Give the listing below again in full, exactly as written.

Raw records
__________
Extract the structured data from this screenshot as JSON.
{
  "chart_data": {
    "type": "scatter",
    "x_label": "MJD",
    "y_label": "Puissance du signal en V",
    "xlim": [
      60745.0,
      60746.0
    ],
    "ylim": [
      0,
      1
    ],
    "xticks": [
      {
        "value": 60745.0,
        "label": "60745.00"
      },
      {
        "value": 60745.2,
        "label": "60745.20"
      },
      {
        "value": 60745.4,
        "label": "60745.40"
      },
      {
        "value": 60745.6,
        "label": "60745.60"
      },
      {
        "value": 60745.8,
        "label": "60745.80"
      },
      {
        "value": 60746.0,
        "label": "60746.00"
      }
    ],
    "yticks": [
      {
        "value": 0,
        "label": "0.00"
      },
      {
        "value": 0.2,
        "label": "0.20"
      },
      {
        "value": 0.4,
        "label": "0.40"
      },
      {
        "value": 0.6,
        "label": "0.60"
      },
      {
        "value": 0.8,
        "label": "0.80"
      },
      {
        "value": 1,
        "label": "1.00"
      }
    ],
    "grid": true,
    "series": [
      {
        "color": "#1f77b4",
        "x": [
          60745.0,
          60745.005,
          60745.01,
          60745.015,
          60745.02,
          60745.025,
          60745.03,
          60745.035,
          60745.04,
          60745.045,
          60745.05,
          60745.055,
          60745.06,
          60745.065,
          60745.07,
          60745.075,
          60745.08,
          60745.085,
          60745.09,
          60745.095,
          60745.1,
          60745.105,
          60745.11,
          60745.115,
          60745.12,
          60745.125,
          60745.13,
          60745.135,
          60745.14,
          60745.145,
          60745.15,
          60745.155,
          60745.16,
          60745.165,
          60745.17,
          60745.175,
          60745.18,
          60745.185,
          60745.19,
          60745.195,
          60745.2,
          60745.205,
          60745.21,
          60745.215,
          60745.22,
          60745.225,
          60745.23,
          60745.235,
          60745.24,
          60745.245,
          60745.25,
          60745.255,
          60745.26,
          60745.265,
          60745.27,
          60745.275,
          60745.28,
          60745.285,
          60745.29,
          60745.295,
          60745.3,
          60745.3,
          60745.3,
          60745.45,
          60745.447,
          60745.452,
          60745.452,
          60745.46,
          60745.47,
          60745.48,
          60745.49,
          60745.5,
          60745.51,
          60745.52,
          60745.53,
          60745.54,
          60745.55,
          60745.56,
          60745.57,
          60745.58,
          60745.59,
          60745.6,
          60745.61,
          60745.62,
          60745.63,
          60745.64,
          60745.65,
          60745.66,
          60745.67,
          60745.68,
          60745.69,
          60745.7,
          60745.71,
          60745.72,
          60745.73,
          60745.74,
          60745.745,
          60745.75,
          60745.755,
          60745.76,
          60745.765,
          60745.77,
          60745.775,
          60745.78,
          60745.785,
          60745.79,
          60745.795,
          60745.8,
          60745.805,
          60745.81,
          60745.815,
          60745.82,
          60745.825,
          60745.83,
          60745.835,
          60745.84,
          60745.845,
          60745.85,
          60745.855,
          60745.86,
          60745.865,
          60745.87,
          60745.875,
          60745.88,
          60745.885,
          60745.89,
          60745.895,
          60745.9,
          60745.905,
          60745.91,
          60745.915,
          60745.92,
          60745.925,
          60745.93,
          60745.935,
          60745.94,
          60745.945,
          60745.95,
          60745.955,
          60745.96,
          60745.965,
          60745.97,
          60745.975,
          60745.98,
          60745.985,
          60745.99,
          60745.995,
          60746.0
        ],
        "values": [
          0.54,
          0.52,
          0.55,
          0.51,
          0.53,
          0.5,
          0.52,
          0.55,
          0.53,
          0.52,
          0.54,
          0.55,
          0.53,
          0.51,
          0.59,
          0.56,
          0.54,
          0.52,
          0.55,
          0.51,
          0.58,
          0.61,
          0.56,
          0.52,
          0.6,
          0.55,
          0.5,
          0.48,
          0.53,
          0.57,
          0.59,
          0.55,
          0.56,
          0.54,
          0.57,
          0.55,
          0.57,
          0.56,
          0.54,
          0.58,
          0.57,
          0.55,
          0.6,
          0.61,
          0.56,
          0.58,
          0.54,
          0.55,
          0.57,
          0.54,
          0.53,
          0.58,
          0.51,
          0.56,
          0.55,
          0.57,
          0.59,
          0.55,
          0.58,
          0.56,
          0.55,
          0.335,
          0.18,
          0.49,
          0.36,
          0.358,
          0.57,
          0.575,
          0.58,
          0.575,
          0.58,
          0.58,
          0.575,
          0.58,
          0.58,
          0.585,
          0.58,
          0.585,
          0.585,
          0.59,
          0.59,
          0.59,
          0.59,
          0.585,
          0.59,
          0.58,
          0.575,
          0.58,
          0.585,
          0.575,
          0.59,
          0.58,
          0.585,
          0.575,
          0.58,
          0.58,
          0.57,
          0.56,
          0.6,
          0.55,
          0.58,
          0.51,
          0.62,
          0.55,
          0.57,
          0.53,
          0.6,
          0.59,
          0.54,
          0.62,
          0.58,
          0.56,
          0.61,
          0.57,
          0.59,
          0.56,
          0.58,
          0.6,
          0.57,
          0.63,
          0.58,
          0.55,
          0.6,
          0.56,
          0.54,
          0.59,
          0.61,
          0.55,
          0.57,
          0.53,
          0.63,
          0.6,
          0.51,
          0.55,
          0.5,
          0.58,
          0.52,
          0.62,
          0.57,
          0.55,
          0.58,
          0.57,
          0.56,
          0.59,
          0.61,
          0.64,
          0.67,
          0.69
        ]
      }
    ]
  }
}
__________
> _Expected answer_
Extract the structured data from this screenshot as JSON.
{
  "chart_data": {
    "type": "scatter",
    "x_label": "MJD",
    "y_label": "Puissance du signal en V",
    "xlim": [
      60745.0,
      60746.0
    ],
    "ylim": [
      0,
      1
    ],
    "xticks": [
      {
        "value": 60745.0,
        "label": "60745.00"
      },
      {
        "value": 60745.2,
        "label": "60745.20"
      },
      {
        "value": 60745.4,
        "label": "60745.40"
      },
      {
        "value": 60745.6,
        "label": "60745.60"
      },
      {
        "value": 60745.8,
        "label": "60745.80"
      },
      {
        "value": 60746.0,
        "label": "60746.00"
      }
    ],
    "yticks": [
      {
        "value": 0,
        "label": "0.00"
      },
      {
        "value": 0.2,
        "label": "0.20"
      },
      {
        "value": 0.4,
        "label": "0.40"
      },
      {
        "value": 0.6,
        "label": "0.60"
      },
      {
        "value": 0.8,
        "label": "0.80"
      },
      {
        "value": 1,
        "label": "1.00"
      }
    ],
    "grid": true,
    "series": [
      {
        "color": "#1f77b4",
        "x": [
          60745.0,
          60745.005,
          60745.01,
          60745.015,
          60745.02,
          60745.025,
          60745.03,
          60745.035,
          60745.04,
          60745.045,
          60745.05,
          60745.055,
          60745.06,
          60745.065,
          60745.07,
          60745.075,
          60745.08,
          60745.085,
          60745.09,
          60745.095,
          60745.1,
          60745.105,
          60745.11,
          60745.115,
          60745.12,
          60745.125,
          60745.13,
          60745.135,
          60745.14,
          60745.145,
          60745.15,
          60745.155,
          60745.16,
          60745.165,
          60745.17,
          60745.175,
          60745.18,
          60745.185,
          60745.19,
          60745.195,
          60745.2,
          60745.205,
          60745.21,
          60745.215,
          60745.22,
          60745.225,
          60745.23,
          60745.235,
          60745.24,
          60745.245,
          60745.25,
          60745.255,
          60745.26,
          60745.265,
          60745.27,
          60745.275,
          60745.28,
          60745.285,
          60745.29,
          60745.295,
          60745.3,
          60745.3,
          60745.3,
          60745.45,
          60745.447,
          60745.452,
          60745.452,
          60745.46,
          60745.47,
          60745.48,
          60745.49,
          60745.5,
          60745.51,
          60745.52,
          60745.53,
          60745.54,
          60745.55,
          60745.56,
          60745.57,
          60745.58,
          60745.59,
          60745.6,
          60745.61,
          60745.62,
          60745.63,
          60745.64,
          60745.65,
          60745.66,
          60745.67,
          60745.68,
          60745.69,
          60745.7,
          60745.71,
          60745.72,
          60745.73,
          60745.74,
          60745.745,
          60745.75,
          60745.755,
          60745.76,
          60745.765,
          60745.77,
          60745.775,
          60745.78,
          60745.785,
          60745.79,
          60745.795,
          60745.8,
          60745.805,
          60745.81,
          60745.815,
          60745.82,
          60745.825,
          60745.83,
          60745.835,
          60745.84,
          60745.845,
          60745.85,
          60745.855,
          60745.86,
          60745.865,
          60745.87,
          60745.875,
          60745.88,
          60745.885,
          60745.89,
          60745.895,
          60745.9,
          60745.905,
          60745.91,
          60745.915,
          60745.92,
          60745.925,
          60745.93,
          60745.935,
          60745.94,
          60745.945,
          60745.95,
          60745.955,
          60745.96,
          60745.965,
          60745.97,
          60745.975,
          60745.98,
          60745.985,
          60745.99,
          60745.995,
          60746.0
        ],
        "values": [
          0.54,
          0.52,
          0.55,
          0.51,
          0.53,
          0.5,
          0.52,
          0.55,
          0.53,
          0.52,
          0.54,
          0.55,
          0.53,
          0.51,
          0.59,
          0.56,
          0.54,
          0.52,
          0.55,
          0.51,
          0.58,
          0.61,
          0.56,
          0.52,
          0.6,
          0.55,
          0.5,
          0.48,
          0.53,
          0.57,
          0.59,
          0.55,
          0.56,
          0.54,
          0.57,
          0.55,
          0.57,
          0.56,
          0.54,
          0.58,
          0.57,
          0.55,
          0.6,
          0.61,
          0.56,
          0.58,
          0.54,
          0.55,
          0.57,
          0.54,
          0.53,
          0.58,
          0.51,
          0.56,
          0.55,
          0.57,
          0.59,
          0.55,
          0.58,
          0.56,
          0.55,
          0.335,
          0.18,
          0.49,
          0.36,
          0.358,
          0.57,
          0.575,
          0.58,
          0.575,
          0.58,
          0.58,
          0.575,
          0.58,
          0.58,
          0.585,
          0.58,
          0.585,
          0.585,
          0.59,
          0.59,
          0.59,
          0.59,
          0.585,
          0.59,
          0.58,
          0.575,
          0.58,
          0.585,
          0.575,
          0.59,
          0.58,
          0.585,
          0.575,
          0.58,
          0.58,
          0.57,
          0.56,
          0.6,
          0.55,
          0.58,
          0.51,
          0.62,
          0.55,
          0.57,
          0.53,
          0.6,
          0.59,
          0.54,
          0.62,
          0.58,
          0.56,
          0.61,
          0.57,
          0.59,
          0.56,
          0.58,
          0.6,
          0.57,
          0.63,
          0.58,
          0.55,
          0.6,
          0.56,
          0.54,
          0.59,
          0.61,
          0.55,
          0.57,
          0.53,
          0.63,
          0.6,
          0.51,
          0.55,
          0.5,
          0.58,
          0.52,
          0.62,
          0.57,
          0.55,
          0.58,
          0.57,
          0.56,
          0.59,
          0.61,
          0.64,
          0.67,
          0.69
        ]
      }
    ]
  }
}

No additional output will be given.